The exercise: Give only the number of lines in these records that contain the word "from".

(Dataset records)
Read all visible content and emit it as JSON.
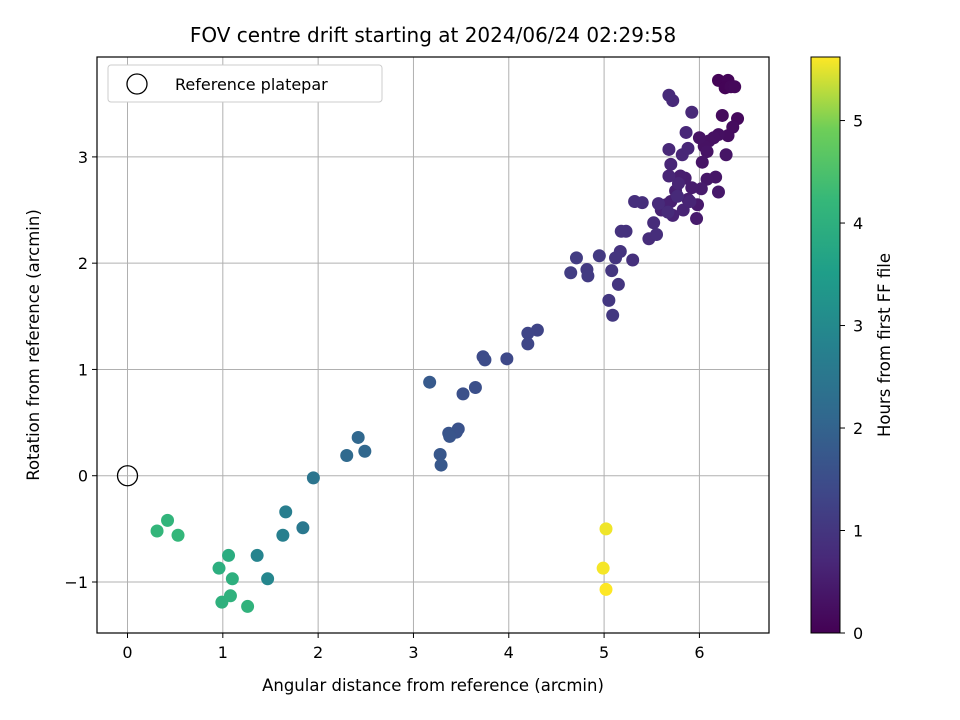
{
  "chart_data": {
    "type": "scatter",
    "title": "FOV centre drift starting at 2024/06/24 02:29:58",
    "xlabel": "Angular distance from reference (arcmin)",
    "ylabel": "Rotation from reference (arcmin)",
    "xlim": [
      -0.32,
      6.73
    ],
    "ylim": [
      -1.48,
      3.94
    ],
    "xticks": [
      0,
      1,
      2,
      3,
      4,
      5,
      6
    ],
    "xtick_labels": [
      "0",
      "1",
      "2",
      "3",
      "4",
      "5",
      "6"
    ],
    "yticks": [
      -1,
      0,
      1,
      2,
      3
    ],
    "ytick_labels": [
      "−1",
      "0",
      "1",
      "2",
      "3"
    ],
    "grid": true,
    "legend": {
      "placement": "top-left",
      "label": "Reference platepar"
    },
    "colormap": "viridis",
    "colorbar": {
      "label": "Hours from first FF file",
      "range": [
        0,
        5.62
      ],
      "ticks": [
        0,
        1,
        2,
        3,
        4,
        5
      ],
      "tick_labels": [
        "0",
        "1",
        "2",
        "3",
        "4",
        "5"
      ]
    },
    "reference_point": {
      "x": 0,
      "y": 0,
      "label": "Reference platepar"
    },
    "points": [
      {
        "x": 6.2,
        "y": 3.72,
        "c": 0.05
      },
      {
        "x": 6.3,
        "y": 3.72,
        "c": 0.08
      },
      {
        "x": 6.27,
        "y": 3.65,
        "c": 0.06
      },
      {
        "x": 6.33,
        "y": 3.66,
        "c": 0.1
      },
      {
        "x": 6.37,
        "y": 3.66,
        "c": 0.12
      },
      {
        "x": 6.4,
        "y": 3.36,
        "c": 0.15
      },
      {
        "x": 6.24,
        "y": 3.39,
        "c": 0.18
      },
      {
        "x": 6.35,
        "y": 3.28,
        "c": 0.2
      },
      {
        "x": 6.3,
        "y": 3.2,
        "c": 0.22
      },
      {
        "x": 6.2,
        "y": 3.21,
        "c": 0.25
      },
      {
        "x": 6.15,
        "y": 3.18,
        "c": 0.27
      },
      {
        "x": 6.1,
        "y": 3.15,
        "c": 0.28
      },
      {
        "x": 6.05,
        "y": 3.1,
        "c": 0.3
      },
      {
        "x": 6.0,
        "y": 3.18,
        "c": 0.32
      },
      {
        "x": 6.08,
        "y": 3.05,
        "c": 0.33
      },
      {
        "x": 6.03,
        "y": 2.95,
        "c": 0.35
      },
      {
        "x": 6.28,
        "y": 3.02,
        "c": 0.36
      },
      {
        "x": 6.17,
        "y": 2.81,
        "c": 0.38
      },
      {
        "x": 6.08,
        "y": 2.79,
        "c": 0.4
      },
      {
        "x": 6.2,
        "y": 2.67,
        "c": 0.42
      },
      {
        "x": 5.98,
        "y": 2.55,
        "c": 0.44
      },
      {
        "x": 5.97,
        "y": 2.42,
        "c": 0.46
      },
      {
        "x": 6.02,
        "y": 2.7,
        "c": 0.47
      },
      {
        "x": 5.92,
        "y": 2.71,
        "c": 0.48
      },
      {
        "x": 5.85,
        "y": 2.8,
        "c": 0.5
      },
      {
        "x": 5.8,
        "y": 2.82,
        "c": 0.52
      },
      {
        "x": 5.75,
        "y": 2.68,
        "c": 0.54
      },
      {
        "x": 5.88,
        "y": 2.6,
        "c": 0.55
      },
      {
        "x": 5.7,
        "y": 2.58,
        "c": 0.56
      },
      {
        "x": 5.65,
        "y": 2.55,
        "c": 0.58
      },
      {
        "x": 5.6,
        "y": 2.5,
        "c": 0.6
      },
      {
        "x": 5.72,
        "y": 2.45,
        "c": 0.62
      },
      {
        "x": 5.83,
        "y": 2.5,
        "c": 0.63
      },
      {
        "x": 5.9,
        "y": 2.58,
        "c": 0.64
      },
      {
        "x": 5.78,
        "y": 2.75,
        "c": 0.65
      },
      {
        "x": 5.68,
        "y": 2.82,
        "c": 0.66
      },
      {
        "x": 5.7,
        "y": 2.93,
        "c": 0.67
      },
      {
        "x": 5.82,
        "y": 3.02,
        "c": 0.68
      },
      {
        "x": 5.88,
        "y": 3.08,
        "c": 0.69
      },
      {
        "x": 5.68,
        "y": 3.07,
        "c": 0.7
      },
      {
        "x": 5.86,
        "y": 3.23,
        "c": 0.71
      },
      {
        "x": 5.92,
        "y": 3.42,
        "c": 0.72
      },
      {
        "x": 5.72,
        "y": 3.53,
        "c": 0.73
      },
      {
        "x": 5.68,
        "y": 3.58,
        "c": 0.74
      },
      {
        "x": 5.77,
        "y": 2.63,
        "c": 0.75
      },
      {
        "x": 5.67,
        "y": 2.48,
        "c": 0.76
      },
      {
        "x": 5.57,
        "y": 2.56,
        "c": 0.77
      },
      {
        "x": 5.52,
        "y": 2.38,
        "c": 0.78
      },
      {
        "x": 5.47,
        "y": 2.23,
        "c": 0.8
      },
      {
        "x": 5.55,
        "y": 2.27,
        "c": 0.82
      },
      {
        "x": 5.4,
        "y": 2.57,
        "c": 0.84
      },
      {
        "x": 5.32,
        "y": 2.58,
        "c": 0.86
      },
      {
        "x": 5.3,
        "y": 2.03,
        "c": 0.88
      },
      {
        "x": 5.23,
        "y": 2.3,
        "c": 0.9
      },
      {
        "x": 5.18,
        "y": 2.3,
        "c": 0.92
      },
      {
        "x": 5.17,
        "y": 2.11,
        "c": 0.94
      },
      {
        "x": 5.12,
        "y": 2.05,
        "c": 0.96
      },
      {
        "x": 5.15,
        "y": 1.8,
        "c": 0.98
      },
      {
        "x": 5.08,
        "y": 1.93,
        "c": 1.0
      },
      {
        "x": 5.05,
        "y": 1.65,
        "c": 1.02
      },
      {
        "x": 5.09,
        "y": 1.51,
        "c": 1.04
      },
      {
        "x": 4.95,
        "y": 2.07,
        "c": 1.06
      },
      {
        "x": 4.82,
        "y": 1.94,
        "c": 1.08
      },
      {
        "x": 4.83,
        "y": 1.88,
        "c": 1.1
      },
      {
        "x": 4.71,
        "y": 2.05,
        "c": 1.12
      },
      {
        "x": 4.65,
        "y": 1.91,
        "c": 1.14
      },
      {
        "x": 4.3,
        "y": 1.37,
        "c": 1.3
      },
      {
        "x": 4.2,
        "y": 1.34,
        "c": 1.32
      },
      {
        "x": 4.2,
        "y": 1.24,
        "c": 1.34
      },
      {
        "x": 3.98,
        "y": 1.1,
        "c": 1.4
      },
      {
        "x": 3.73,
        "y": 1.12,
        "c": 1.45
      },
      {
        "x": 3.75,
        "y": 1.09,
        "c": 1.47
      },
      {
        "x": 3.65,
        "y": 0.83,
        "c": 1.55
      },
      {
        "x": 3.52,
        "y": 0.77,
        "c": 1.57
      },
      {
        "x": 3.47,
        "y": 0.44,
        "c": 1.62
      },
      {
        "x": 3.45,
        "y": 0.41,
        "c": 1.64
      },
      {
        "x": 3.37,
        "y": 0.4,
        "c": 1.66
      },
      {
        "x": 3.38,
        "y": 0.37,
        "c": 1.68
      },
      {
        "x": 3.28,
        "y": 0.2,
        "c": 1.72
      },
      {
        "x": 3.29,
        "y": 0.1,
        "c": 1.74
      },
      {
        "x": 3.17,
        "y": 0.88,
        "c": 1.8
      },
      {
        "x": 2.49,
        "y": 0.23,
        "c": 2.1
      },
      {
        "x": 2.42,
        "y": 0.36,
        "c": 2.12
      },
      {
        "x": 2.3,
        "y": 0.19,
        "c": 2.15
      },
      {
        "x": 1.95,
        "y": -0.02,
        "c": 2.45
      },
      {
        "x": 1.84,
        "y": -0.49,
        "c": 2.55
      },
      {
        "x": 1.66,
        "y": -0.34,
        "c": 2.7
      },
      {
        "x": 1.63,
        "y": -0.56,
        "c": 2.72
      },
      {
        "x": 1.36,
        "y": -0.75,
        "c": 2.85
      },
      {
        "x": 1.47,
        "y": -0.97,
        "c": 2.9
      },
      {
        "x": 1.06,
        "y": -0.75,
        "c": 3.9
      },
      {
        "x": 0.96,
        "y": -0.87,
        "c": 3.95
      },
      {
        "x": 1.1,
        "y": -0.97,
        "c": 3.98
      },
      {
        "x": 0.99,
        "y": -1.19,
        "c": 4.02
      },
      {
        "x": 1.08,
        "y": -1.13,
        "c": 4.05
      },
      {
        "x": 1.26,
        "y": -1.23,
        "c": 4.08
      },
      {
        "x": 0.42,
        "y": -0.42,
        "c": 4.12
      },
      {
        "x": 0.31,
        "y": -0.52,
        "c": 4.15
      },
      {
        "x": 0.53,
        "y": -0.56,
        "c": 4.18
      },
      {
        "x": 5.02,
        "y": -0.5,
        "c": 5.55
      },
      {
        "x": 4.99,
        "y": -0.87,
        "c": 5.58
      },
      {
        "x": 5.02,
        "y": -1.07,
        "c": 5.62
      }
    ]
  }
}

Output: 3